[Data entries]
§ §
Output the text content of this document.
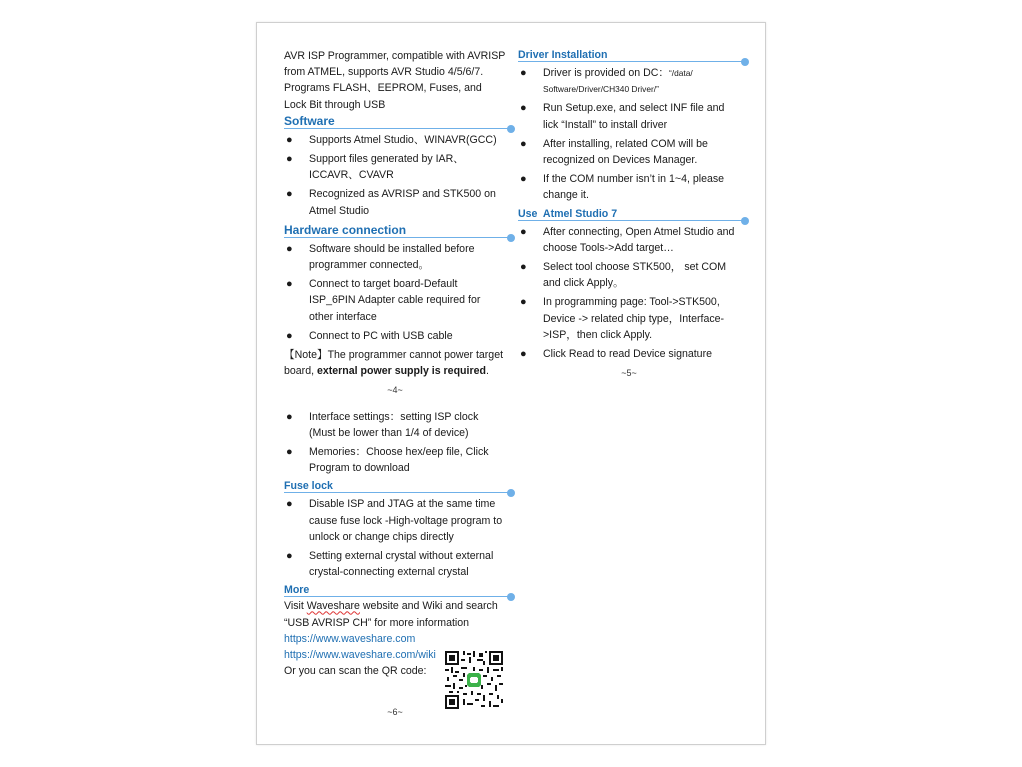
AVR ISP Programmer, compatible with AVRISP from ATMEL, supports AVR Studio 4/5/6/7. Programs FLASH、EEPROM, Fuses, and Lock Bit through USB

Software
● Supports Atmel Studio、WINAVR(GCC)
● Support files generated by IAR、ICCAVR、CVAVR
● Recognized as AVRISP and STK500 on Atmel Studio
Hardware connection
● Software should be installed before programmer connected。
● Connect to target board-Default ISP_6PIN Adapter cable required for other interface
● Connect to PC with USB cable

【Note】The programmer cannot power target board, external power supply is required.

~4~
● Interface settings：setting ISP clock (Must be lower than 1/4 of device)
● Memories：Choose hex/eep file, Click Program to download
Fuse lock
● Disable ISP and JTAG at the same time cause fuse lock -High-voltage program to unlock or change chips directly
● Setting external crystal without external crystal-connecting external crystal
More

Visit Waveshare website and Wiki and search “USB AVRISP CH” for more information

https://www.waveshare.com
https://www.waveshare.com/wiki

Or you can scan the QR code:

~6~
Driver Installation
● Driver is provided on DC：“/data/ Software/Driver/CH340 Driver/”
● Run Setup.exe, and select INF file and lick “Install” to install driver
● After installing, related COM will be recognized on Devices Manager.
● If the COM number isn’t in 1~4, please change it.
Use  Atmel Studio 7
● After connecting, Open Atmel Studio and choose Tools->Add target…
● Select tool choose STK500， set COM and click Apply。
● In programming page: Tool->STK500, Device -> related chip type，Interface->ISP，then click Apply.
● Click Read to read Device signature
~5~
§ §
• [WRITTEN INSTRUCTION]: Reproduce every line above as written, skipping pictures.

• [WRITTEN SOLUTION]:
Output the text content of this document.
AVR ISP Programmer, compatible with AVRISP from ATMEL, supports AVR Studio 4/5/6/7. Programs FLASH、EEPROM, Fuses, and Lock Bit through USB

Software
● Supports Atmel Studio、WINAVR(GCC)
● Support files generated by IAR、ICCAVR、CVAVR
● Recognized as AVRISP and STK500 on Atmel Studio
Hardware connection
● Software should be installed before programmer connected。
● Connect to target board-Default ISP_6PIN Adapter cable required for other interface
● Connect to PC with USB cable

【Note】The programmer cannot power target board, external power supply is required.

~4~
● Interface settings：setting ISP clock (Must be lower than 1/4 of device)
● Memories：Choose hex/eep file, Click Program to download
Fuse lock
● Disable ISP and JTAG at the same time cause fuse lock -High-voltage program to unlock or change chips directly
● Setting external crystal without external crystal-connecting external crystal
More

Visit Waveshare website and Wiki and search “USB AVRISP CH” for more information

https://www.waveshare.com
https://www.waveshare.com/wiki

Or you can scan the QR code:

~6~
Driver Installation
● Driver is provided on DC：“/data/ Software/Driver/CH340 Driver/”
● Run Setup.exe, and select INF file and lick “Install” to install driver
● After installing, related COM will be recognized on Devices Manager.
● If the COM number isn’t in 1~4, please change it.
Use  Atmel Studio 7
● After connecting, Open Atmel Studio and choose Tools->Add target…
● Select tool choose STK500， set COM and click Apply。
● In programming page: Tool->STK500, Device -> related chip type，Interface->ISP，then click Apply.
● Click Read to read Device signature
~5~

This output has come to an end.